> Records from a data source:
******
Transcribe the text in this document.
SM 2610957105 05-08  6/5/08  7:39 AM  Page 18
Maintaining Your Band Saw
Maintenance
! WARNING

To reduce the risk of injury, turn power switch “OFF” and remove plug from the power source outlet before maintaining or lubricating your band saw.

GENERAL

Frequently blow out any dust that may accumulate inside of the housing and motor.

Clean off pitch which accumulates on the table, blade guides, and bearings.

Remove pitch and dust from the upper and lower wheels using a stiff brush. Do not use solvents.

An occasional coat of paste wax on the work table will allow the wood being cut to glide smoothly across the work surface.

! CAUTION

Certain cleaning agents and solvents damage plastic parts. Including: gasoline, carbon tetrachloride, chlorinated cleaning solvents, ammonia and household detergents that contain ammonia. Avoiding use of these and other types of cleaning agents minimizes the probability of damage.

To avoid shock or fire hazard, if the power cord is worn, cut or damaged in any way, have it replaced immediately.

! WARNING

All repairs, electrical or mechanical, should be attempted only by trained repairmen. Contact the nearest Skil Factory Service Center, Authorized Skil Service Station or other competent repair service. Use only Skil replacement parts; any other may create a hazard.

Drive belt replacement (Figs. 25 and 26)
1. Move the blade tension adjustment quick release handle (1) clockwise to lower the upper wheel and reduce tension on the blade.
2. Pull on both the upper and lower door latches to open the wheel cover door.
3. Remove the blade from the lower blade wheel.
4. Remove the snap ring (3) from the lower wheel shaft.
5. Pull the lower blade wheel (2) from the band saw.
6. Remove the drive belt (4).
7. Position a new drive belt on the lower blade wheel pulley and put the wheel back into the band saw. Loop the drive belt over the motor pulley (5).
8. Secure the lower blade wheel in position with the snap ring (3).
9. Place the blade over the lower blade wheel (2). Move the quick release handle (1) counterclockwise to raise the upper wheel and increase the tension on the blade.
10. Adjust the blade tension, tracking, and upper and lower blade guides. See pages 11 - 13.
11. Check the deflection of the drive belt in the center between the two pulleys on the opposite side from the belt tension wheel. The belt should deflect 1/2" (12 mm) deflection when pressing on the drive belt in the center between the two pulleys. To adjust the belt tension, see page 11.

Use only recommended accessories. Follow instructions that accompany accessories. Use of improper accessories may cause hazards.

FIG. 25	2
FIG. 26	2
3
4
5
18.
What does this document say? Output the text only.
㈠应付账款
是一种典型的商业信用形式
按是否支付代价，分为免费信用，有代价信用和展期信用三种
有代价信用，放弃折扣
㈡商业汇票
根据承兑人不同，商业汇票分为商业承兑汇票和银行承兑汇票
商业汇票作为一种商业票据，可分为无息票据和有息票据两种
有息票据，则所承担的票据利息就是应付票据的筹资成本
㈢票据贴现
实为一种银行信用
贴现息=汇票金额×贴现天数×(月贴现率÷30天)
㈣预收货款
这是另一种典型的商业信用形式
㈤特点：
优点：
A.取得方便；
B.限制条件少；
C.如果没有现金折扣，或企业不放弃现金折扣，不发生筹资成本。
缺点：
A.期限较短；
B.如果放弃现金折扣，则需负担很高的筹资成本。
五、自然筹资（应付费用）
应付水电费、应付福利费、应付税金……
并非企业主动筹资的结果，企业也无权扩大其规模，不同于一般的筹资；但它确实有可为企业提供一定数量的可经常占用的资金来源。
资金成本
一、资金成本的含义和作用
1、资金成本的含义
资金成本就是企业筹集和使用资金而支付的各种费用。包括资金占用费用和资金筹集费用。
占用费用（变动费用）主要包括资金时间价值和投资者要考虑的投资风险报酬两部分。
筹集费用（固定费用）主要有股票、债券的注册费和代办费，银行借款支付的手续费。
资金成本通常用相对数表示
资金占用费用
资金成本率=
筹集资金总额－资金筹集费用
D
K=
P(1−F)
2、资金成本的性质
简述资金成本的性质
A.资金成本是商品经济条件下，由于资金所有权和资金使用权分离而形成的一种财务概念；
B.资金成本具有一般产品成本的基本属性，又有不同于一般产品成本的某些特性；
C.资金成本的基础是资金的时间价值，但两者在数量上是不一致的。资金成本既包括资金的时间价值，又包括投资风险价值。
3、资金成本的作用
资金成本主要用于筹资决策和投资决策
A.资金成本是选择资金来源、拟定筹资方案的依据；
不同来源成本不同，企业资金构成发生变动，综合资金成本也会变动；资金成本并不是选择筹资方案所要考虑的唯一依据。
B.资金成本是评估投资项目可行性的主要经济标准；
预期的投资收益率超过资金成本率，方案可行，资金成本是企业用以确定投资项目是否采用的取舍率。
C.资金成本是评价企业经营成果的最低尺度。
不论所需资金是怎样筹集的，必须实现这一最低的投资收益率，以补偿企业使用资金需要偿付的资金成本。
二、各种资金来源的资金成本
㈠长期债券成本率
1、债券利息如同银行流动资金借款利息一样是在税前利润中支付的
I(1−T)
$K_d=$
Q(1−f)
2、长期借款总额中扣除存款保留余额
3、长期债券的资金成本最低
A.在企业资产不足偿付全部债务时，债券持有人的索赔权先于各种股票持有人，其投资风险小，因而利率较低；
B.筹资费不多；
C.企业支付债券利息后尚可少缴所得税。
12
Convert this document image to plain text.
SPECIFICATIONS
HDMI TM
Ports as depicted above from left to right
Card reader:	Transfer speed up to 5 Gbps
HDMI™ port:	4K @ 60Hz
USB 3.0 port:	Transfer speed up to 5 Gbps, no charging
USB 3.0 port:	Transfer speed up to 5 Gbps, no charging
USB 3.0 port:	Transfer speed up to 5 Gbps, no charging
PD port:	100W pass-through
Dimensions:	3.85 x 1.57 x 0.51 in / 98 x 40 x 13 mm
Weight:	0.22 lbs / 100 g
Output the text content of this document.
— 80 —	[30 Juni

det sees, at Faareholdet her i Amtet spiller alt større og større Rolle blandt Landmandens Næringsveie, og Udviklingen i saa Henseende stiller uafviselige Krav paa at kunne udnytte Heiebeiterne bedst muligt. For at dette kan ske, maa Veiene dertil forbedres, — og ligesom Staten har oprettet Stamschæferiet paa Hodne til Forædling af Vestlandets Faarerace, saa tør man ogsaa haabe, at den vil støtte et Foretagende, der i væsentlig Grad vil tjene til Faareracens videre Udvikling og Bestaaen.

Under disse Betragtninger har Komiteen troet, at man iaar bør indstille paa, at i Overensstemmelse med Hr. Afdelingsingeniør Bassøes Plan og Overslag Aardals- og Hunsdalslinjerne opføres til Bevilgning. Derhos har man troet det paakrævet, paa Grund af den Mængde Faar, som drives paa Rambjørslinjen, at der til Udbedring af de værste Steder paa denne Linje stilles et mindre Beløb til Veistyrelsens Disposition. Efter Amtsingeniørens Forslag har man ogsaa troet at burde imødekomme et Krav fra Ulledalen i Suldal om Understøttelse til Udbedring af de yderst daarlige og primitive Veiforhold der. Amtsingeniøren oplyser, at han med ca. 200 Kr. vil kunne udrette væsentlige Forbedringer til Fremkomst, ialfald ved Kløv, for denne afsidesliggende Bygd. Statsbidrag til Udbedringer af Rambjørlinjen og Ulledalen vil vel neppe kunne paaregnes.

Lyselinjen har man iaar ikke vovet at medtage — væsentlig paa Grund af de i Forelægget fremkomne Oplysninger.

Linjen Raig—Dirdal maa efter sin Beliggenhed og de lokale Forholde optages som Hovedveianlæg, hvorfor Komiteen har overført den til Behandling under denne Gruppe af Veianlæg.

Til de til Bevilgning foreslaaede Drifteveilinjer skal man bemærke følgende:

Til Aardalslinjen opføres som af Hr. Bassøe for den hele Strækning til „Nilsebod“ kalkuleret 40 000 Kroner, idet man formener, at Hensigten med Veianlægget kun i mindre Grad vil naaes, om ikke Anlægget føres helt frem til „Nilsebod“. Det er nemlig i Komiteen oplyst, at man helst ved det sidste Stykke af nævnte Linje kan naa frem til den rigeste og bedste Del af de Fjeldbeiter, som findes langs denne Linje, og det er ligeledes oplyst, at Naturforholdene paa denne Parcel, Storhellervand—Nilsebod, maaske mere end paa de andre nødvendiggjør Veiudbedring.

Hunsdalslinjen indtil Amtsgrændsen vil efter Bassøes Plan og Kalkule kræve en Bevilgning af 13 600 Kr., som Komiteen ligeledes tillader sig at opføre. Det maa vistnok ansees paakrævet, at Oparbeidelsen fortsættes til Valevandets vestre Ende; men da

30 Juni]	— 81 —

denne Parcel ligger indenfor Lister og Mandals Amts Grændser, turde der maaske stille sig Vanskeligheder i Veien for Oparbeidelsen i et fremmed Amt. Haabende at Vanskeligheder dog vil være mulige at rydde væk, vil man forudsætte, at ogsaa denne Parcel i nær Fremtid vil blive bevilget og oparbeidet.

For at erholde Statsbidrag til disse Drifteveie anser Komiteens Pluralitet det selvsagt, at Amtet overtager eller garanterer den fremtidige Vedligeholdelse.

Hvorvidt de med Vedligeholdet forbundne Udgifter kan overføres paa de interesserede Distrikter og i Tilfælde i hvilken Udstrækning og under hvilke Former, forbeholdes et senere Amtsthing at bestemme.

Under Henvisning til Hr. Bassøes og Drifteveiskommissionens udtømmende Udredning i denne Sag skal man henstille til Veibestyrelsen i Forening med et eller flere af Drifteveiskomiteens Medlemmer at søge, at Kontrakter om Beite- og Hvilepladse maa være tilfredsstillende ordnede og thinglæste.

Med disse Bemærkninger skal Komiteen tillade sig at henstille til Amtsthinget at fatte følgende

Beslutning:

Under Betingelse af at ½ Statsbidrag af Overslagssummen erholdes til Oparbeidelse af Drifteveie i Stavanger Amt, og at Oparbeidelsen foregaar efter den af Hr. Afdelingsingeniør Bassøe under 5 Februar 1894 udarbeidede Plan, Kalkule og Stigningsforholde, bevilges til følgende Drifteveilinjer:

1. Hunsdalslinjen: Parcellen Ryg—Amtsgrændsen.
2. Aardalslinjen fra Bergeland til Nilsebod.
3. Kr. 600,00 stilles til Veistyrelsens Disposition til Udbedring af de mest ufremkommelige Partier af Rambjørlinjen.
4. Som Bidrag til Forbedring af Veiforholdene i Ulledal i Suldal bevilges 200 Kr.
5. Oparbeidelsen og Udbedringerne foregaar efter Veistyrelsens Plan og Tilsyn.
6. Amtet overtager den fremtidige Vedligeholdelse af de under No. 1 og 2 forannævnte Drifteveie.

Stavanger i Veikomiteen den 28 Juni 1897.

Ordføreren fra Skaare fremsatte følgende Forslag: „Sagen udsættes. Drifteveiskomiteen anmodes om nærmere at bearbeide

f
******
> Stated goal: Say, as a single number and nothing more, how many lines of the entries contain the word "reduce".

> Answer to the problem: 2